STATED GOAL -
Reproduce this listing in full.

STORED ROWS -
(begin)

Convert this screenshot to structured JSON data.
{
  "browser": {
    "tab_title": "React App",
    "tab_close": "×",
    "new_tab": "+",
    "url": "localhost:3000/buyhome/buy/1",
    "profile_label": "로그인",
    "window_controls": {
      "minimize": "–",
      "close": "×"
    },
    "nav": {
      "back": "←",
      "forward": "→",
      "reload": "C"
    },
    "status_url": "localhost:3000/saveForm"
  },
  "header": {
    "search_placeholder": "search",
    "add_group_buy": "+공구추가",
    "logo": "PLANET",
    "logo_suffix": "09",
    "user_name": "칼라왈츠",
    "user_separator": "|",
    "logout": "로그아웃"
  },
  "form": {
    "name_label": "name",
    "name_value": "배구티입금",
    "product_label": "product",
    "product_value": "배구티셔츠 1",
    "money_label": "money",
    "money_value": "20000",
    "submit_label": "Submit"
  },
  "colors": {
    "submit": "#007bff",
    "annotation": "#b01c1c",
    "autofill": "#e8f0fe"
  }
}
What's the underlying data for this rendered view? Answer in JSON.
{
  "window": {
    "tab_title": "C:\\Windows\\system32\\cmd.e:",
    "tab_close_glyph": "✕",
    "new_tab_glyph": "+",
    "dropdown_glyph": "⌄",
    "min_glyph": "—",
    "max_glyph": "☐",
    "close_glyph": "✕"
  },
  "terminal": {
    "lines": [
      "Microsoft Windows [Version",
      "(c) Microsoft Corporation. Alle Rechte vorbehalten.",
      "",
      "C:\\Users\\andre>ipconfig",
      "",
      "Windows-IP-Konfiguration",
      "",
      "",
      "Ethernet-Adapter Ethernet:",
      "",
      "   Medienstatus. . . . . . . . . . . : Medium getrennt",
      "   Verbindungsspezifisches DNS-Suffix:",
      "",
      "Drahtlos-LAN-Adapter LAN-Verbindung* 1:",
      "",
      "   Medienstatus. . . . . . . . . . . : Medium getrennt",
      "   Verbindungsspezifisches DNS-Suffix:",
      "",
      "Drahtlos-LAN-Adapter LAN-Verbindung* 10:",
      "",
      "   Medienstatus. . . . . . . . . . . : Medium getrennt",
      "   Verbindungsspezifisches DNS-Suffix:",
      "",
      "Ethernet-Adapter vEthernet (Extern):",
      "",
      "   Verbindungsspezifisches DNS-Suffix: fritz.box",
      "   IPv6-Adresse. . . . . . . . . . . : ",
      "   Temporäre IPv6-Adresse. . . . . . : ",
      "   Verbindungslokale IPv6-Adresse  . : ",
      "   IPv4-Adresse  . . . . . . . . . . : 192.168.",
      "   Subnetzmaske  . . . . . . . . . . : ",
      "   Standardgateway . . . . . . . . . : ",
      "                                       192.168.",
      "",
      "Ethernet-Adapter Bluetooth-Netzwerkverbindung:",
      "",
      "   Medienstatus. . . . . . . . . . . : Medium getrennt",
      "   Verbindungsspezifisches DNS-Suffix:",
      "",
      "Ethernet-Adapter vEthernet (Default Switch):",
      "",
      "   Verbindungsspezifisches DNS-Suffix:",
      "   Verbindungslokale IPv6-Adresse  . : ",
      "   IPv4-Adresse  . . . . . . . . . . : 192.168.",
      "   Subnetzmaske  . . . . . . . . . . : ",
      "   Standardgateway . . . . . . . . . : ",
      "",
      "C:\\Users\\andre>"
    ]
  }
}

(end)

WRITTEN REPLY -
Convert this screenshot to structured JSON data.
{
  "browser": {
    "tab_title": "React App",
    "tab_close": "×",
    "new_tab": "+",
    "url": "localhost:3000/buyhome/buy/1",
    "profile_label": "로그인",
    "window_controls": {
      "minimize": "–",
      "close": "×"
    },
    "nav": {
      "back": "←",
      "forward": "→",
      "reload": "C"
    },
    "status_url": "localhost:3000/saveForm"
  },
  "header": {
    "search_placeholder": "search",
    "add_group_buy": "+공구추가",
    "logo": "PLANET",
    "logo_suffix": "09",
    "user_name": "칼라왈츠",
    "user_separator": "|",
    "logout": "로그아웃"
  },
  "form": {
    "name_label": "name",
    "name_value": "배구티입금",
    "product_label": "product",
    "product_value": "배구티셔츠 1",
    "money_label": "money",
    "money_value": "20000",
    "submit_label": "Submit"
  },
  "colors": {
    "submit": "#007bff",
    "annotation": "#b01c1c",
    "autofill": "#e8f0fe"
  }
}
What's the underlying data for this rendered view? Answer in JSON.
{
  "window": {
    "tab_title": "C:\\Windows\\system32\\cmd.e:",
    "tab_close_glyph": "✕",
    "new_tab_glyph": "+",
    "dropdown_glyph": "⌄",
    "min_glyph": "—",
    "max_glyph": "☐",
    "close_glyph": "✕"
  },
  "terminal": {
    "lines": [
      "Microsoft Windows [Version",
      "(c) Microsoft Corporation. Alle Rechte vorbehalten.",
      "",
      "C:\\Users\\andre>ipconfig",
      "",
      "Windows-IP-Konfiguration",
      "",
      "",
      "Ethernet-Adapter Ethernet:",
      "",
      "   Medienstatus. . . . . . . . . . . : Medium getrennt",
      "   Verbindungsspezifisches DNS-Suffix:",
      "",
      "Drahtlos-LAN-Adapter LAN-Verbindung* 1:",
      "",
      "   Medienstatus. . . . . . . . . . . : Medium getrennt",
      "   Verbindungsspezifisches DNS-Suffix:",
      "",
      "Drahtlos-LAN-Adapter LAN-Verbindung* 10:",
      "",
      "   Medienstatus. . . . . . . . . . . : Medium getrennt",
      "   Verbindungsspezifisches DNS-Suffix:",
      "",
      "Ethernet-Adapter vEthernet (Extern):",
      "",
      "   Verbindungsspezifisches DNS-Suffix: fritz.box",
      "   IPv6-Adresse. . . . . . . . . . . : ",
      "   Temporäre IPv6-Adresse. . . . . . : ",
      "   Verbindungslokale IPv6-Adresse  . : ",
      "   IPv4-Adresse  . . . . . . . . . . : 192.168.",
      "   Subnetzmaske  . . . . . . . . . . : ",
      "   Standardgateway . . . . . . . . . : ",
      "                                       192.168.",
      "",
      "Ethernet-Adapter Bluetooth-Netzwerkverbindung:",
      "",
      "   Medienstatus. . . . . . . . . . . : Medium getrennt",
      "   Verbindungsspezifisches DNS-Suffix:",
      "",
      "Ethernet-Adapter vEthernet (Default Switch):",
      "",
      "   Verbindungsspezifisches DNS-Suffix:",
      "   Verbindungslokale IPv6-Adresse  . : ",
      "   IPv4-Adresse  . . . . . . . . . . : 192.168.",
      "   Subnetzmaske  . . . . . . . . . . : ",
      "   Standardgateway . . . . . . . . . : ",
      "",
      "C:\\Users\\andre>"
    ]
  }
}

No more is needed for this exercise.